* **Work to be completed**
Identify every line in the records below that contains the word "ylabel", and copy each of those lines.

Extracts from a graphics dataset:
┄┄┄┄┄┄┄┄┄┄

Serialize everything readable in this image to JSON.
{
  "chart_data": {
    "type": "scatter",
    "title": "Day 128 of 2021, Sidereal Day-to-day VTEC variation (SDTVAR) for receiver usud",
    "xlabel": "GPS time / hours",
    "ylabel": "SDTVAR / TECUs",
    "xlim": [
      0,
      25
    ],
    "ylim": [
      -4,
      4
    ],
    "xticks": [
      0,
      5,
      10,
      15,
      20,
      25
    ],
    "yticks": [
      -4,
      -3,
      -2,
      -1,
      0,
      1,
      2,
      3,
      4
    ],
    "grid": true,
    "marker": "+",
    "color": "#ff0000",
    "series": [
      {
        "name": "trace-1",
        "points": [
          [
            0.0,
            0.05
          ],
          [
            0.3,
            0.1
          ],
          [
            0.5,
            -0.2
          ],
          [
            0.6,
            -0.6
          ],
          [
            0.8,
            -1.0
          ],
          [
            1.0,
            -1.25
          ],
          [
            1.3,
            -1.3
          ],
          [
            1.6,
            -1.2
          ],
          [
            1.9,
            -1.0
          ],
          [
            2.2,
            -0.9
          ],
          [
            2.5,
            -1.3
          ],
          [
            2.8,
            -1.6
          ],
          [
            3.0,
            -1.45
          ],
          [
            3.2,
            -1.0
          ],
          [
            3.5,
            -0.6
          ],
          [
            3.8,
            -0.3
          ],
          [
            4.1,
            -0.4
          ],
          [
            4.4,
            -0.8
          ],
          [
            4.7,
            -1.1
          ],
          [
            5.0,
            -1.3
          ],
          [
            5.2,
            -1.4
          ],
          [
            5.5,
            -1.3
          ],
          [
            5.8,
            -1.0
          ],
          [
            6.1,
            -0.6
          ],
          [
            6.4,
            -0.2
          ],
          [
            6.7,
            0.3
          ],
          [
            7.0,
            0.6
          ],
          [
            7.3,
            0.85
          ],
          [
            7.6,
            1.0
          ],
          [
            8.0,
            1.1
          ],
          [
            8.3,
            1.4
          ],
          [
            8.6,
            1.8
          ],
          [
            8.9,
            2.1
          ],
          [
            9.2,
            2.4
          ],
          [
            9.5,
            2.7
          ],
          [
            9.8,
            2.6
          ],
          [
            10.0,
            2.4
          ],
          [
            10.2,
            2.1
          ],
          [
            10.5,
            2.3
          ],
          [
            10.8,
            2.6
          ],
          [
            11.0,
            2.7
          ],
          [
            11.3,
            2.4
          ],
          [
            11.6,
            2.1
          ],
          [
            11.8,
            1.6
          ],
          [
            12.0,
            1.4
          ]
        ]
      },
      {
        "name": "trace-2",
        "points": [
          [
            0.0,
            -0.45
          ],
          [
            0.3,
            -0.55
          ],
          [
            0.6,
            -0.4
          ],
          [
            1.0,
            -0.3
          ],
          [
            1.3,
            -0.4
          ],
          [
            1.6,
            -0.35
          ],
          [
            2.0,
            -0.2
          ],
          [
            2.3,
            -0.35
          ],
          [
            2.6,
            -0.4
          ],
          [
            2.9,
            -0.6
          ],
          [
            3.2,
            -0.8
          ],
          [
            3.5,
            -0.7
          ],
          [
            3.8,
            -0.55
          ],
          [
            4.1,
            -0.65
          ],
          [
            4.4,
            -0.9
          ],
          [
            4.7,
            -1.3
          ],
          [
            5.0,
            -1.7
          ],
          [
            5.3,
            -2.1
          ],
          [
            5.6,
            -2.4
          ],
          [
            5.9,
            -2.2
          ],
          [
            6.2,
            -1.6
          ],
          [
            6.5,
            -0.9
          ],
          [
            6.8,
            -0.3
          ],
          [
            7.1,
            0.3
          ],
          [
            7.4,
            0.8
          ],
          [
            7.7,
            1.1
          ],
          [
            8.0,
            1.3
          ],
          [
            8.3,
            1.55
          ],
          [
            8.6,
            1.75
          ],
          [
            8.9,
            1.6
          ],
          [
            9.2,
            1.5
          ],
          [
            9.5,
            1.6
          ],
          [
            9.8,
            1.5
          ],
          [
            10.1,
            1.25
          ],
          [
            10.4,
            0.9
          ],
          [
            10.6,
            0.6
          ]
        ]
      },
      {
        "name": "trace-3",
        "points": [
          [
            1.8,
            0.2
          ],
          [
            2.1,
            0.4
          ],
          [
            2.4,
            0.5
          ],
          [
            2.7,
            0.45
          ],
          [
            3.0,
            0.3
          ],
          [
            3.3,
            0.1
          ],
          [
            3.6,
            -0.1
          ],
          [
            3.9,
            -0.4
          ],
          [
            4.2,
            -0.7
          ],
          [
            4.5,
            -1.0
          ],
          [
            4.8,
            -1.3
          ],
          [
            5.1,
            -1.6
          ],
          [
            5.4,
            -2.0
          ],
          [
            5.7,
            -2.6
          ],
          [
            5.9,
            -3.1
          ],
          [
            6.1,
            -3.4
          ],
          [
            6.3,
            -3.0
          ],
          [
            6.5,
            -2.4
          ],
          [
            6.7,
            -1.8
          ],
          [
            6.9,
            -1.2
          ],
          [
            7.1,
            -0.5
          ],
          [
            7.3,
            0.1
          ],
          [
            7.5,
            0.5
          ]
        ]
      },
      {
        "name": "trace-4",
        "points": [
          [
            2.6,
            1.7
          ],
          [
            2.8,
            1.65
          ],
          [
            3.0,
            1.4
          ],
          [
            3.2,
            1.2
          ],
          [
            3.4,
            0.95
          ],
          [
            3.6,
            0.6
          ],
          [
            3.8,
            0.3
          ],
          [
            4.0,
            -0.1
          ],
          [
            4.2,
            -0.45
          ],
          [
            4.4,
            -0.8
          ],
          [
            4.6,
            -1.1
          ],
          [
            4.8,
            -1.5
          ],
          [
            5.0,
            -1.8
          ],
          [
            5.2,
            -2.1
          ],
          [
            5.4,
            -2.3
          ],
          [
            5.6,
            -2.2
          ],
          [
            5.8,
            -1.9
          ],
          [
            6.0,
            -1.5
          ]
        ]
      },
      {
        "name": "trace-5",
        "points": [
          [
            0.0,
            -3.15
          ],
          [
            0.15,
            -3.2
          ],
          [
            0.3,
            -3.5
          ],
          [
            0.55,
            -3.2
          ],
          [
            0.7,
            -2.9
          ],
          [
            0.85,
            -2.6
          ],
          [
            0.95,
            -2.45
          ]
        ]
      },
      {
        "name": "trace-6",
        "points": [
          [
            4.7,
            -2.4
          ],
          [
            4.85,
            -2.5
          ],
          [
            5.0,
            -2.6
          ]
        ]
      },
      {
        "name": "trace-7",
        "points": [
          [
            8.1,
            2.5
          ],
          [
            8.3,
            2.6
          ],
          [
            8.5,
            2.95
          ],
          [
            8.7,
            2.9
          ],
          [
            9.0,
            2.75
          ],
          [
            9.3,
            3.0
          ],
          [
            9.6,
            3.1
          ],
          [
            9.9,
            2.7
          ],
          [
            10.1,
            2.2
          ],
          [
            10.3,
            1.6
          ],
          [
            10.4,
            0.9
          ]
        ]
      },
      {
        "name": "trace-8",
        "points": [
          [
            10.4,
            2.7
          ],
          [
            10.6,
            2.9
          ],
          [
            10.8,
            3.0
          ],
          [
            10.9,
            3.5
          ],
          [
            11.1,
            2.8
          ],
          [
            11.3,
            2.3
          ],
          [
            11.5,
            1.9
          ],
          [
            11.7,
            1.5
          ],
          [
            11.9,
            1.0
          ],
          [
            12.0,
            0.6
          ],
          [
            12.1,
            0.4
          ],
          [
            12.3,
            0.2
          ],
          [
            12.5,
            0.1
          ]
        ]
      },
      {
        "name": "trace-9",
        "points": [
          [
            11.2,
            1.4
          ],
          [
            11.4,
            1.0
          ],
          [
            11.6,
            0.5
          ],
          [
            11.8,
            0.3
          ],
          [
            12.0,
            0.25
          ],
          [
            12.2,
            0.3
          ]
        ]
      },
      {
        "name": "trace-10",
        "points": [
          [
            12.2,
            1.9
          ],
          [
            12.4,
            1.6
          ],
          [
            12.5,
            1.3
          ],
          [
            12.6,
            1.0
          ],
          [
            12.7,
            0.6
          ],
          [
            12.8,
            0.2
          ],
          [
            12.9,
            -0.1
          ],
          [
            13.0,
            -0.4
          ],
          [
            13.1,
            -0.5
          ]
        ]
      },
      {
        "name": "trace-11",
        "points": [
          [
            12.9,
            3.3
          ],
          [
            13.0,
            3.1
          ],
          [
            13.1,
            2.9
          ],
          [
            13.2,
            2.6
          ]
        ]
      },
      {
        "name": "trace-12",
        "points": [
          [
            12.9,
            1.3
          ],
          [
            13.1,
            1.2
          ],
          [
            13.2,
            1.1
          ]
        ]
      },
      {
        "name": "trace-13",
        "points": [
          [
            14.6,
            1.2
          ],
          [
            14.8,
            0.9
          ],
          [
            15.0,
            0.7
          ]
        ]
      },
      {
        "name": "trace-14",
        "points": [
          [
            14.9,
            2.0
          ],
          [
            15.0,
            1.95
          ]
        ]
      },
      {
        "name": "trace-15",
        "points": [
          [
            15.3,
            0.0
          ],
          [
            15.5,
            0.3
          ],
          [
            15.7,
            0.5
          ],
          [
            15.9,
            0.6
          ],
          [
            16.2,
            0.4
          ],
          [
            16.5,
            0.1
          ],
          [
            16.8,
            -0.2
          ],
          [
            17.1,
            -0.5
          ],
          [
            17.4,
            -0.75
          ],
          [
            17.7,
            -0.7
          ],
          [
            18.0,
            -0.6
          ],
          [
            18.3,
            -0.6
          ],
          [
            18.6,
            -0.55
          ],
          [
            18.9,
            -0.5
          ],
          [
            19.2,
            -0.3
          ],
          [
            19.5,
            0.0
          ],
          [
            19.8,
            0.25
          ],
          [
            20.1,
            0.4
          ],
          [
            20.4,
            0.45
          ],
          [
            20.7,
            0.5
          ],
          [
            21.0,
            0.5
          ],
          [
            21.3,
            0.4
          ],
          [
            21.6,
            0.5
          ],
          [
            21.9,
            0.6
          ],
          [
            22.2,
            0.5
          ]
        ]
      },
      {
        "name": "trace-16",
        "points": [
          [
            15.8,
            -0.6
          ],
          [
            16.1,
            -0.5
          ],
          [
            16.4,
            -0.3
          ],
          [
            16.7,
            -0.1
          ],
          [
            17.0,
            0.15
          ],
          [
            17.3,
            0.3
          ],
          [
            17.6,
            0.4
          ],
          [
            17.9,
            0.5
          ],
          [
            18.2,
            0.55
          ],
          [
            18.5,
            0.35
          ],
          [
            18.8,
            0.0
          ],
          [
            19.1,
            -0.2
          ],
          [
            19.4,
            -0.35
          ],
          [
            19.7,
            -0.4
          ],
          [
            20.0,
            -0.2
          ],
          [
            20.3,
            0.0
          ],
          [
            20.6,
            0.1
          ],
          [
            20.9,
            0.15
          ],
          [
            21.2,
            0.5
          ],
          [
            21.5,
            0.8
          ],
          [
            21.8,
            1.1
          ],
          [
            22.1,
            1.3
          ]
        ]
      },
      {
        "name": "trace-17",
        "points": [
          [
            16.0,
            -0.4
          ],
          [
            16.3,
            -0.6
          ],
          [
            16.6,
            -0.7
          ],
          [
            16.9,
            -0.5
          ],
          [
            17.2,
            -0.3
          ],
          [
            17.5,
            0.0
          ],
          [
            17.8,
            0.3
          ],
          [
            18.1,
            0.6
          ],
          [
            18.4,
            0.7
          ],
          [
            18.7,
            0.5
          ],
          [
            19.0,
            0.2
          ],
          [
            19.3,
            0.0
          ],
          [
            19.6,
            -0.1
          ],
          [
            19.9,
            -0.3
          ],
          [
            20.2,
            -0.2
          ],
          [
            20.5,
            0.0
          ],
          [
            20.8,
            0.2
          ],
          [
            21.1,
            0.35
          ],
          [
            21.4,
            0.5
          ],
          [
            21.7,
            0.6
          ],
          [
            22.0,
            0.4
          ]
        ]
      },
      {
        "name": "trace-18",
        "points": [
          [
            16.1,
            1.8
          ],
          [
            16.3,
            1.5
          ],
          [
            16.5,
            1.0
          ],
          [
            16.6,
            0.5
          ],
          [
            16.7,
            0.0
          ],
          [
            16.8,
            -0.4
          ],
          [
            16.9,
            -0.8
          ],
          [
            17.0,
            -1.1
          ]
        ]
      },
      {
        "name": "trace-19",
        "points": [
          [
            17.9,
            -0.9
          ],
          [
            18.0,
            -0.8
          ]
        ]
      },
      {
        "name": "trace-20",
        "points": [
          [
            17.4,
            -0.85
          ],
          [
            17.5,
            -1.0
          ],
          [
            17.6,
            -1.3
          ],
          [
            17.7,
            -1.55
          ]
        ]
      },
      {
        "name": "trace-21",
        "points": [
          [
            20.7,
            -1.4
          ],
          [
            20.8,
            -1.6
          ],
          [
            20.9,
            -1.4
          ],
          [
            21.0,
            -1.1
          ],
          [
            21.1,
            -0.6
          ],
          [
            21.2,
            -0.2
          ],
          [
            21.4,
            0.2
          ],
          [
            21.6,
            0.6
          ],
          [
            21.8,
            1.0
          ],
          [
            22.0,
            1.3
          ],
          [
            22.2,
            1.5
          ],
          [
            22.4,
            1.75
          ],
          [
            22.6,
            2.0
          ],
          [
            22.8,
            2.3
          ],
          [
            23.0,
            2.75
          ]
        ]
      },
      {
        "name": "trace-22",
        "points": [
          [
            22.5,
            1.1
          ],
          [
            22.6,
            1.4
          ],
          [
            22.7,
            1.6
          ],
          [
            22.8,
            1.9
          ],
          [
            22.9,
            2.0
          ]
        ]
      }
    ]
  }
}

┄┄┄┄┄┄┄┄┄┄

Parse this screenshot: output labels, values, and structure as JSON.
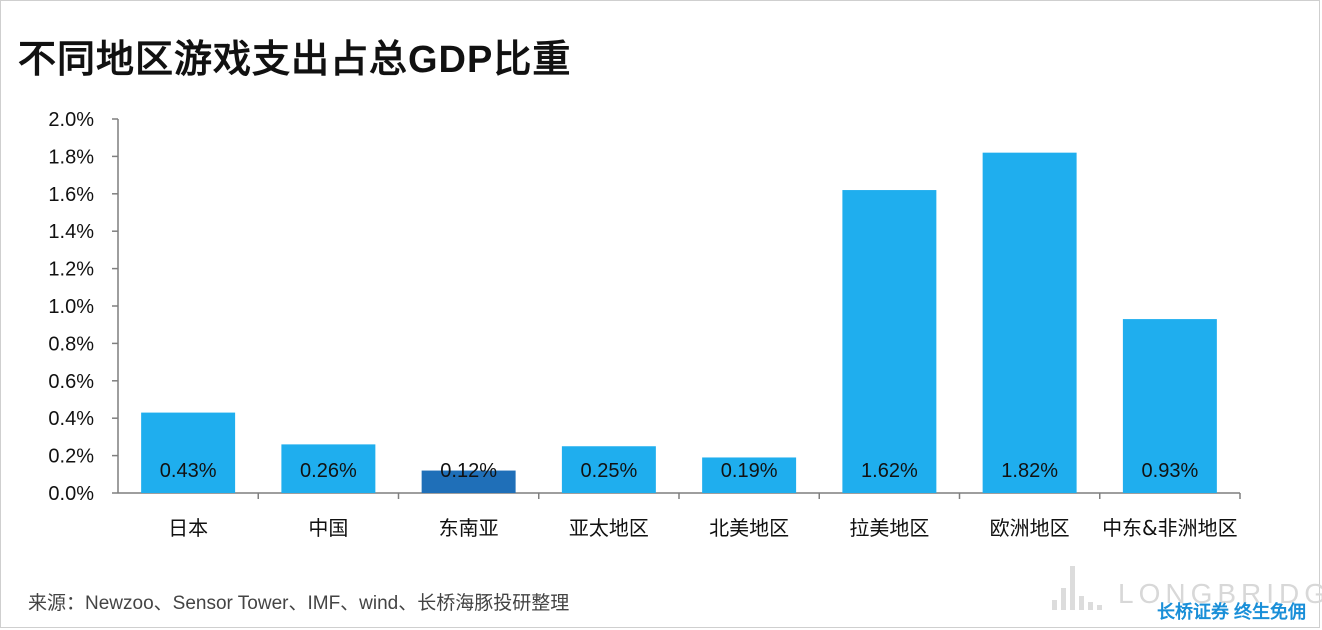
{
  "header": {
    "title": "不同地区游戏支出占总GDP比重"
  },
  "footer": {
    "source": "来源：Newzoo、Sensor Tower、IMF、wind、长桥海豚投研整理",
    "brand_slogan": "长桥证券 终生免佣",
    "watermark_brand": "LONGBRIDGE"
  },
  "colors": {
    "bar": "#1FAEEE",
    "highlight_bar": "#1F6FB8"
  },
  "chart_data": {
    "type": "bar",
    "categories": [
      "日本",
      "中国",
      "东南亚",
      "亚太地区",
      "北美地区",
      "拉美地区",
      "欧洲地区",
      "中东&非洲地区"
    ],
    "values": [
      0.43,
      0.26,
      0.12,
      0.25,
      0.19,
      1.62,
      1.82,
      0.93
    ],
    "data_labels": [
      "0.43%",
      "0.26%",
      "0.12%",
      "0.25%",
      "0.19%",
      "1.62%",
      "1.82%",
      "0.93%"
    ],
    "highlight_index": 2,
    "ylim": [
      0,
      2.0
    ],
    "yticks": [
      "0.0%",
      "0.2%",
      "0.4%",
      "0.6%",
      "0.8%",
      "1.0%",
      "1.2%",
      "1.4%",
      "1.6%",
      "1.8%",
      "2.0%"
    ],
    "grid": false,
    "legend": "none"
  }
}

┄┄┄┄┄┄┄┄┄┄

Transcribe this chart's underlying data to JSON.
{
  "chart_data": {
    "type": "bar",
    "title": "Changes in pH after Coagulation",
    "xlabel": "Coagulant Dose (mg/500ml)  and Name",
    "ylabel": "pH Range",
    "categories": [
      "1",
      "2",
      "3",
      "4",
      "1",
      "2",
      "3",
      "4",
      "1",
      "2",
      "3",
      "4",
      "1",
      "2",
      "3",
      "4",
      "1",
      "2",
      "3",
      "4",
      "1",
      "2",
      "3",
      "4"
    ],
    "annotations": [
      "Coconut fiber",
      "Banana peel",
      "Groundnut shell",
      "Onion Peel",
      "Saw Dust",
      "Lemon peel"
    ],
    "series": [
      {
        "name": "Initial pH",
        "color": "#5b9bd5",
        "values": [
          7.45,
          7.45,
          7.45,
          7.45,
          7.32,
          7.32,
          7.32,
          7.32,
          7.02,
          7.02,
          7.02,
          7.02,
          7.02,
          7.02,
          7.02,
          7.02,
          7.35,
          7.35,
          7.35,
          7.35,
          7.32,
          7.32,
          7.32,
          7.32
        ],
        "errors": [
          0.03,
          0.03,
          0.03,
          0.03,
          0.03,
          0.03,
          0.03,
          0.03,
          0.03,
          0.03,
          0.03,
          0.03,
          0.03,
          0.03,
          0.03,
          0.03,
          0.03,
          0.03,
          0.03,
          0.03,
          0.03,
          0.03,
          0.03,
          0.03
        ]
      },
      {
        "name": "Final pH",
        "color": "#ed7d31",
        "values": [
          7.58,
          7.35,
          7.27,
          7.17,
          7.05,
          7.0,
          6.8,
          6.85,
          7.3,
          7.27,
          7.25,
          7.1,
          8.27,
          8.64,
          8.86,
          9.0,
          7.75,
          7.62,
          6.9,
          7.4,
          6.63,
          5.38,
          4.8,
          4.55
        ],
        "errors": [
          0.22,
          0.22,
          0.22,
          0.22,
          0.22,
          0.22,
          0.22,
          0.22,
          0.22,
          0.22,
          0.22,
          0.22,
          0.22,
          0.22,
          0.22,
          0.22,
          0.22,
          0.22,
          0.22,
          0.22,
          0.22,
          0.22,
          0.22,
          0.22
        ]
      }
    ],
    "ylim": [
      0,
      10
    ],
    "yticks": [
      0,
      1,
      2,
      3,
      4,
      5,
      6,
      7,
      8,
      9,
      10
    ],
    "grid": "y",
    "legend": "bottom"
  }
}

┄┄┄┄┄┄┄┄┄┄

* **Output below**
    "ylabel": "SDTVAR / TECUs",
    "ylabel": "pH Range",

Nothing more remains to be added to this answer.